What is required: Your task is to print the material below exactly as presented.

Task input:

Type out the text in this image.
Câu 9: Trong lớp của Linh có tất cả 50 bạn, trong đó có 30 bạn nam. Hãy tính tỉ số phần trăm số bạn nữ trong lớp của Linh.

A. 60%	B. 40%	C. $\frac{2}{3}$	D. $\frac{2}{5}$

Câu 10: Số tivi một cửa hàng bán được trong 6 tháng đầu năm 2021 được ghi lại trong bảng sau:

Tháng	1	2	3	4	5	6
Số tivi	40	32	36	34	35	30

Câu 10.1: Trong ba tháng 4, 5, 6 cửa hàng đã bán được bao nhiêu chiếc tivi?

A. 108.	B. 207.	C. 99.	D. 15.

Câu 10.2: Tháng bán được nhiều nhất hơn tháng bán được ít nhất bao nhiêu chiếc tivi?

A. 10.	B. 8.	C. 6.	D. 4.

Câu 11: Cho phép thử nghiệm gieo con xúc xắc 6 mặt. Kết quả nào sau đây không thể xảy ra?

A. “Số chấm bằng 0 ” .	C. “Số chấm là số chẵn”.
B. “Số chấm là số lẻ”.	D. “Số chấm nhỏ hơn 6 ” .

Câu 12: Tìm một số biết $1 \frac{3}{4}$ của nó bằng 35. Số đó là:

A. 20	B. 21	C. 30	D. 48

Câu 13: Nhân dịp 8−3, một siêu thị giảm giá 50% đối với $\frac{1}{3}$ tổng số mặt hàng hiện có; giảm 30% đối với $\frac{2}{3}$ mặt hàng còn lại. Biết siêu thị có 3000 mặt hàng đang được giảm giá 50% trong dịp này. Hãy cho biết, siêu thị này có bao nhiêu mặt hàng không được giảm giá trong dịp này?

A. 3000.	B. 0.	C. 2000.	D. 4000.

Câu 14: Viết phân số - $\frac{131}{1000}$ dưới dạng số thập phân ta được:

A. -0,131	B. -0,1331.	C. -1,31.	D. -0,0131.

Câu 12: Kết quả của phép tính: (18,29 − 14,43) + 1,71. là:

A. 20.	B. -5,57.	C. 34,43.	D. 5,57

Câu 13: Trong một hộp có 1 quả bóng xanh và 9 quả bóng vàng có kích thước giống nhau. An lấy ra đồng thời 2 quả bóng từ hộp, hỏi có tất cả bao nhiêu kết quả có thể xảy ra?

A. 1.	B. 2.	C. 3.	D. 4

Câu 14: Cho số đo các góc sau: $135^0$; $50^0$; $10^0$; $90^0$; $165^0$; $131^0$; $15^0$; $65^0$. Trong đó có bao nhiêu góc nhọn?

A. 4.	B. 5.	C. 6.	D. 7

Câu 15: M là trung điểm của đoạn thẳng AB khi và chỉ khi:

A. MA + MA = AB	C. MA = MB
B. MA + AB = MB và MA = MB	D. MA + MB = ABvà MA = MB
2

Correct response:
Type out the text in this image.
Câu 9: Trong lớp của Linh có tất cả 50 bạn, trong đó có 30 bạn nam. Hãy tính tỉ số phần trăm số bạn nữ trong lớp của Linh.

A. 60%	B. 40%	C. $\frac{2}{3}$	D. $\frac{2}{5}$

Câu 10: Số tivi một cửa hàng bán được trong 6 tháng đầu năm 2021 được ghi lại trong bảng sau:

Tháng	1	2	3	4	5	6
Số tivi	40	32	36	34	35	30

Câu 10.1: Trong ba tháng 4, 5, 6 cửa hàng đã bán được bao nhiêu chiếc tivi?

A. 108.	B. 207.	C. 99.	D. 15.

Câu 10.2: Tháng bán được nhiều nhất hơn tháng bán được ít nhất bao nhiêu chiếc tivi?

A. 10.	B. 8.	C. 6.	D. 4.

Câu 11: Cho phép thử nghiệm gieo con xúc xắc 6 mặt. Kết quả nào sau đây không thể xảy ra?

A. “Số chấm bằng 0 ” .	C. “Số chấm là số chẵn”.
B. “Số chấm là số lẻ”.	D. “Số chấm nhỏ hơn 6 ” .

Câu 12: Tìm một số biết $1 \frac{3}{4}$ của nó bằng 35. Số đó là:

A. 20	B. 21	C. 30	D. 48

Câu 13: Nhân dịp 8−3, một siêu thị giảm giá 50% đối với $\frac{1}{3}$ tổng số mặt hàng hiện có; giảm 30% đối với $\frac{2}{3}$ mặt hàng còn lại. Biết siêu thị có 3000 mặt hàng đang được giảm giá 50% trong dịp này. Hãy cho biết, siêu thị này có bao nhiêu mặt hàng không được giảm giá trong dịp này?

A. 3000.	B. 0.	C. 2000.	D. 4000.

Câu 14: Viết phân số - $\frac{131}{1000}$ dưới dạng số thập phân ta được:

A. -0,131	B. -0,1331.	C. -1,31.	D. -0,0131.

Câu 12: Kết quả của phép tính: (18,29 − 14,43) + 1,71. là:

A. 20.	B. -5,57.	C. 34,43.	D. 5,57

Câu 13: Trong một hộp có 1 quả bóng xanh và 9 quả bóng vàng có kích thước giống nhau. An lấy ra đồng thời 2 quả bóng từ hộp, hỏi có tất cả bao nhiêu kết quả có thể xảy ra?

A. 1.	B. 2.	C. 3.	D. 4

Câu 14: Cho số đo các góc sau: $135^0$; $50^0$; $10^0$; $90^0$; $165^0$; $131^0$; $15^0$; $65^0$. Trong đó có bao nhiêu góc nhọn?

A. 4.	B. 5.	C. 6.	D. 7

Câu 15: M là trung điểm của đoạn thẳng AB khi và chỉ khi:

A. MA + MA = AB	C. MA = MB
B. MA + AB = MB và MA = MB	D. MA + MB = ABvà MA = MB
2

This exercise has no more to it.